**Written task**
Write out the material exactly, leaving every picture behind.

**Entries supplied**
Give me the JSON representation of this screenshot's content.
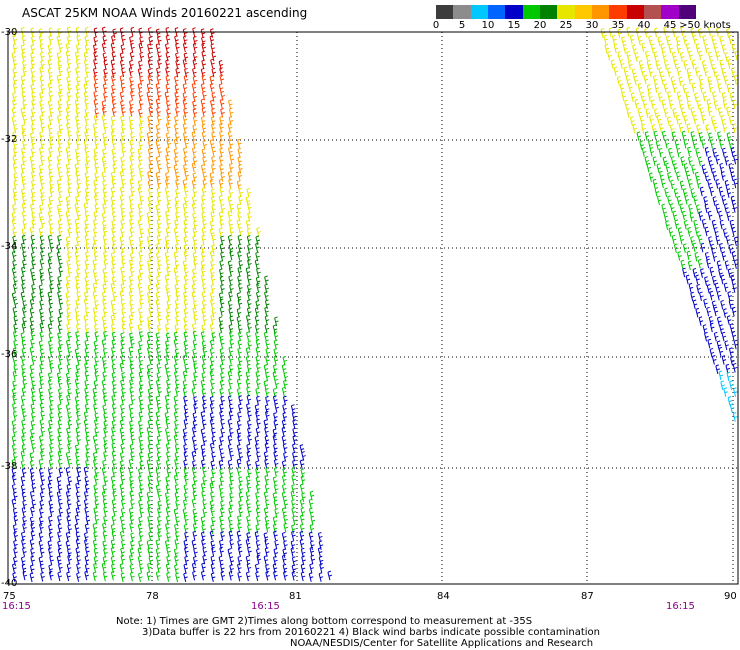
{
  "title": "ASCAT 25KM NOAA Winds 20160221 ascending",
  "colorbar": {
    "colors": [
      "#3c3c3c",
      "#8c8c8c",
      "#00c8ff",
      "#0064ff",
      "#0000c8",
      "#00c800",
      "#008200",
      "#e6e600",
      "#ffc800",
      "#ff9600",
      "#ff3c00",
      "#c80000",
      "#b45050",
      "#a000c8",
      "#500078"
    ],
    "labels": [
      "0",
      "5",
      "10",
      "15",
      "20",
      "25",
      "30",
      "35",
      "40",
      "45",
      ">50 knots"
    ]
  },
  "axes": {
    "lat_labels": [
      "-30",
      "-32",
      "-34",
      "-36",
      "-38",
      "-40"
    ],
    "lon_labels": [
      "75",
      "78",
      "81",
      "84",
      "87",
      "90"
    ]
  },
  "times": [
    "16:15",
    "16:15",
    "16:15"
  ],
  "notes": {
    "line1": "Note: 1) Times are GMT 2)Times along bottom correspond to measurement at -35S",
    "line2": "3)Data buffer is 22 hrs from 20160221 4) Black wind barbs indicate possible contamination",
    "line3": "NOAA/NESDIS/Center for Satellite Applications and Research"
  }
}
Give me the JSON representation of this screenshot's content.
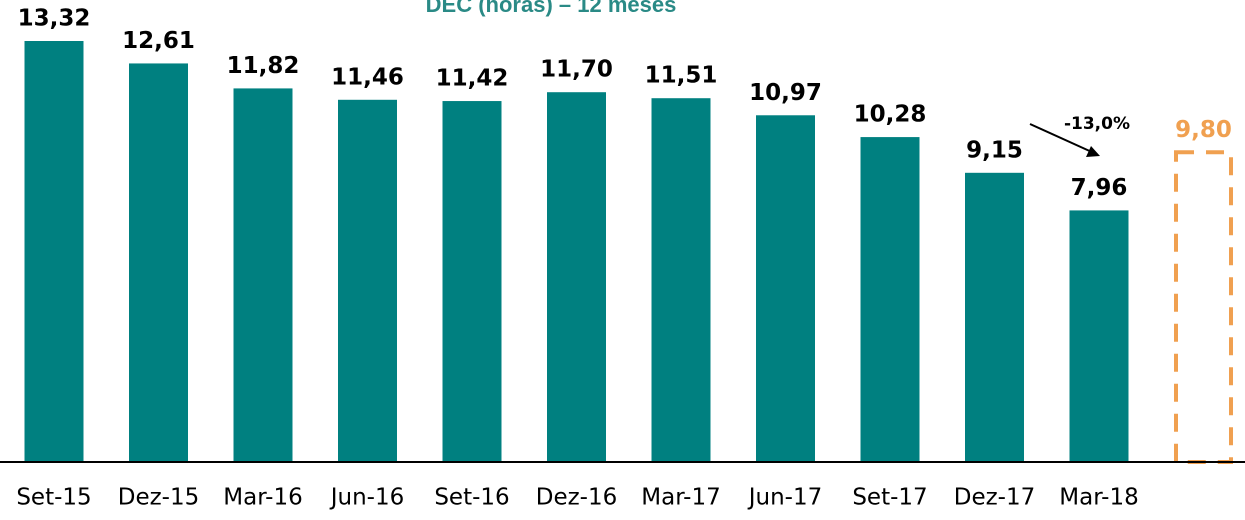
{
  "chart_data": {
    "type": "bar",
    "title": "DEC (horas) – 12 meses",
    "categories": [
      "Set-15",
      "Dez-15",
      "Mar-16",
      "Jun-16",
      "Set-16",
      "Dez-16",
      "Mar-17",
      "Jun-17",
      "Set-17",
      "Dez-17",
      "Mar-18",
      null
    ],
    "values": [
      13.32,
      12.61,
      11.82,
      11.46,
      11.42,
      11.7,
      11.51,
      10.97,
      10.28,
      9.15,
      7.96,
      9.8
    ],
    "value_labels": [
      "13,32",
      "12,61",
      "11,82",
      "11,46",
      "11,42",
      "11,70",
      "11,51",
      "10,97",
      "10,28",
      "9,15",
      "7,96",
      "9,80"
    ],
    "colors": [
      "#008080",
      "#008080",
      "#008080",
      "#008080",
      "#008080",
      "#008080",
      "#008080",
      "#008080",
      "#008080",
      "#008080",
      "#008080",
      "#f0a050"
    ],
    "dashed": [
      false,
      false,
      false,
      false,
      false,
      false,
      false,
      false,
      false,
      false,
      false,
      true
    ],
    "annotation": "-13,0%"
  }
}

**Answer for the task**
Give me the JSON representation of this screenshot's content.
{
  "title": "ASCAT 25KM NOAA Winds 20160221 ascending",
  "colorbar": {
    "colors": [
      "#3c3c3c",
      "#8c8c8c",
      "#00c8ff",
      "#0064ff",
      "#0000c8",
      "#00c800",
      "#008200",
      "#e6e600",
      "#ffc800",
      "#ff9600",
      "#ff3c00",
      "#c80000",
      "#b45050",
      "#a000c8",
      "#500078"
    ],
    "labels": [
      "0",
      "5",
      "10",
      "15",
      "20",
      "25",
      "30",
      "35",
      "40",
      "45",
      ">50 knots"
    ]
  },
  "axes": {
    "lat_labels": [
      "-30",
      "-32",
      "-34",
      "-36",
      "-38",
      "-40"
    ],
    "lon_labels": [
      "75",
      "78",
      "81",
      "84",
      "87",
      "90"
    ]
  },
  "times": [
    "16:15",
    "16:15",
    "16:15"
  ],
  "notes": {
    "line1": "Note: 1) Times are GMT 2)Times along bottom correspond to measurement at -35S",
    "line2": "3)Data buffer is 22 hrs from 20160221 4) Black wind barbs indicate possible contamination",
    "line3": "NOAA/NESDIS/Center for Satellite Applications and Research"
  }
}
Give me the JSON representation of this screenshot's content.
{
  "chart_data": {
    "type": "bar",
    "title": "DEC (horas) – 12 meses",
    "categories": [
      "Set-15",
      "Dez-15",
      "Mar-16",
      "Jun-16",
      "Set-16",
      "Dez-16",
      "Mar-17",
      "Jun-17",
      "Set-17",
      "Dez-17",
      "Mar-18",
      null
    ],
    "values": [
      13.32,
      12.61,
      11.82,
      11.46,
      11.42,
      11.7,
      11.51,
      10.97,
      10.28,
      9.15,
      7.96,
      9.8
    ],
    "value_labels": [
      "13,32",
      "12,61",
      "11,82",
      "11,46",
      "11,42",
      "11,70",
      "11,51",
      "10,97",
      "10,28",
      "9,15",
      "7,96",
      "9,80"
    ],
    "colors": [
      "#008080",
      "#008080",
      "#008080",
      "#008080",
      "#008080",
      "#008080",
      "#008080",
      "#008080",
      "#008080",
      "#008080",
      "#008080",
      "#f0a050"
    ],
    "dashed": [
      false,
      false,
      false,
      false,
      false,
      false,
      false,
      false,
      false,
      false,
      false,
      true
    ],
    "annotation": "-13,0%"
  }
}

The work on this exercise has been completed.